— START OF DATA FOR THIS TASK —

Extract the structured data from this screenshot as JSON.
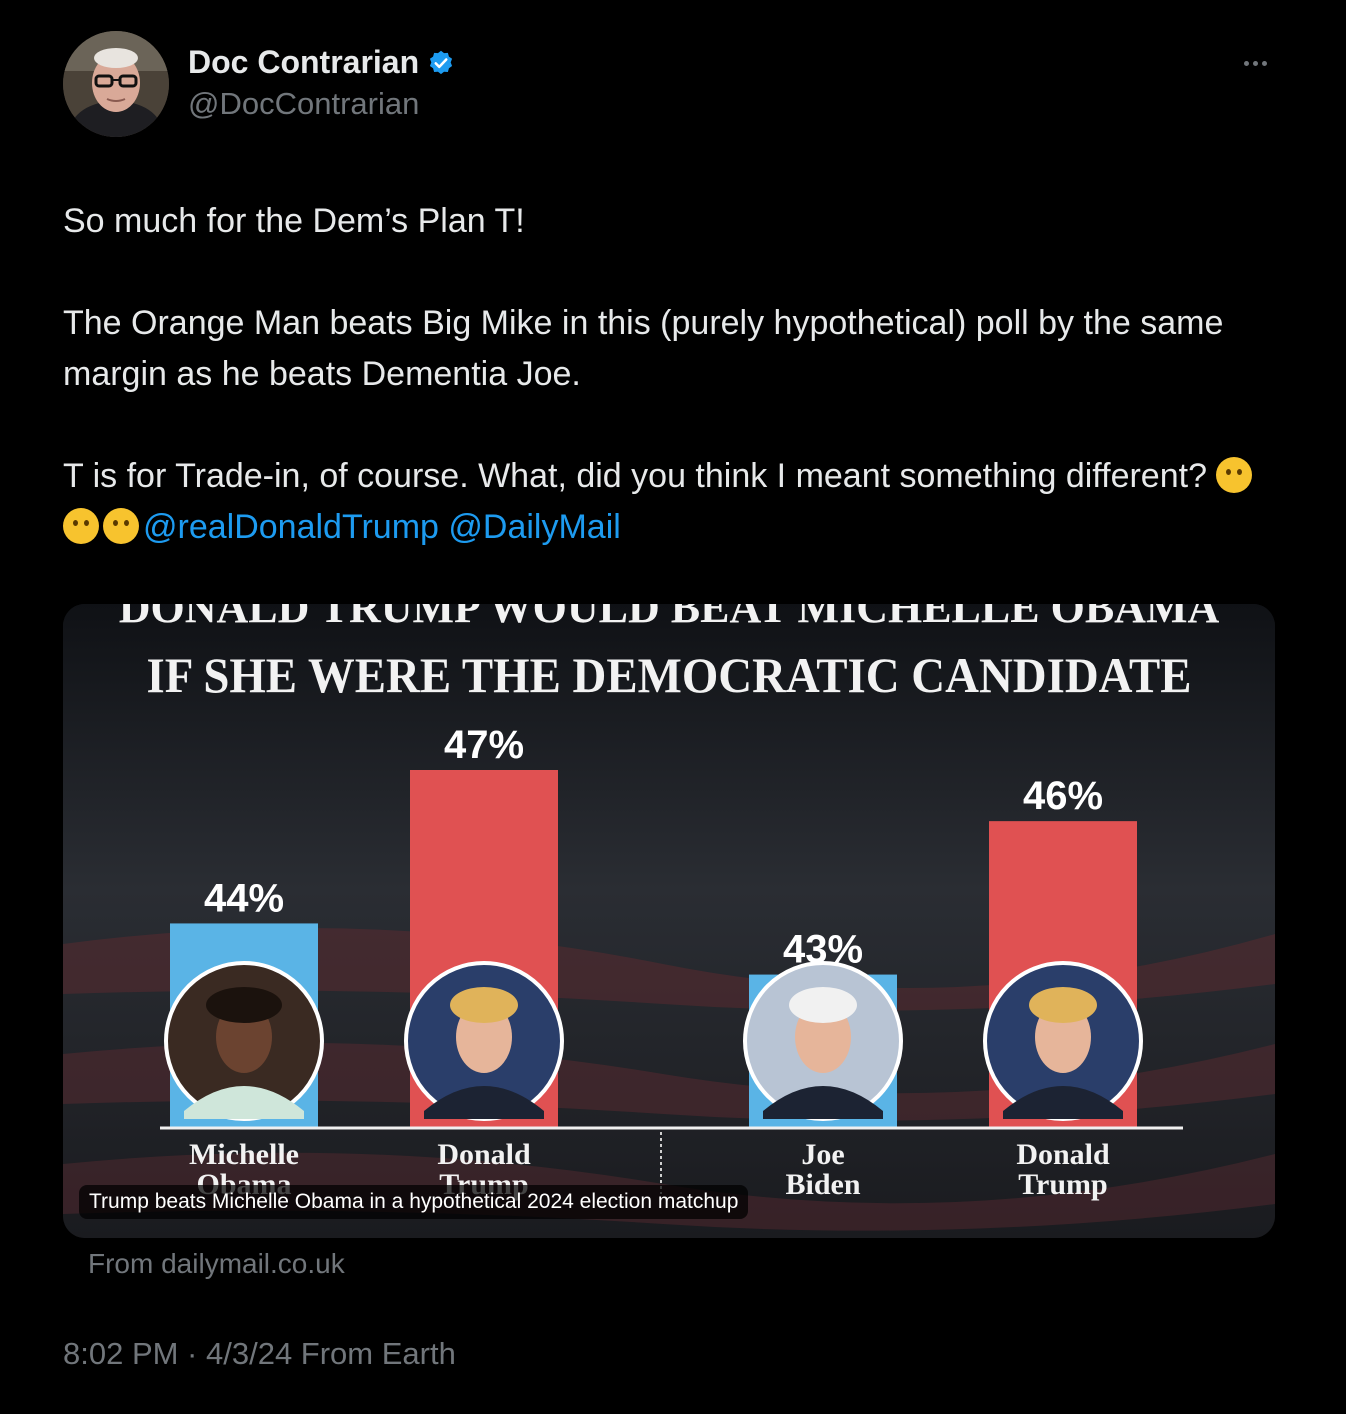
{
  "user": {
    "display_name": "Doc Contrarian",
    "handle": "@DocContrarian",
    "verified": true,
    "verified_color": "#1d9bf0"
  },
  "tweet": {
    "line1": "So much for the Dem’s Plan T!",
    "para2": "The Orange Man beats Big Mike in this (purely hypothetical) poll by the same margin as he beats Dementia Joe.",
    "para3": "T is for Trade-in, of course. What, did you think I meant something different?",
    "emojis": [
      "face-with-hand-over-mouth",
      "winking-face",
      "winking-face"
    ],
    "mention1": "@realDonaldTrump",
    "mention2": "@DailyMail",
    "mention_color": "#1d9bf0"
  },
  "media": {
    "headline_line1": "DONALD TRUMP WOULD BEAT MICHELLE OBAMA",
    "headline_line2": "IF SHE WERE THE DEMOCRATIC CANDIDATE",
    "caption": "Trump beats Michelle Obama in a hypothetical 2024 election matchup",
    "source": "From dailymail.co.uk"
  },
  "chart_data": {
    "type": "bar",
    "title": "DONALD TRUMP WOULD BEAT MICHELLE OBAMA IF SHE WERE THE DEMOCRATIC CANDIDATE",
    "categories": [
      "Michelle Obama",
      "Donald Trump",
      "Joe Biden",
      "Donald Trump"
    ],
    "value_labels": [
      "44%",
      "47%",
      "43%",
      "46%"
    ],
    "values": [
      44,
      47,
      43,
      46
    ],
    "colors": [
      "#5ab4e6",
      "#e05152",
      "#5ab4e6",
      "#e05152"
    ],
    "groups": [
      [
        "Michelle Obama",
        "Donald Trump"
      ],
      [
        "Joe Biden",
        "Donald Trump"
      ]
    ]
  },
  "footer": {
    "timestamp": "8:02 PM · 4/3/24 From Earth"
  }
}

— END OF DATA FOR THIS TASK —

Search the entries for the word "face", then gather every line that has it.

      "face-with-hand-over-mouth",
      "winking-face",
      "winking-face"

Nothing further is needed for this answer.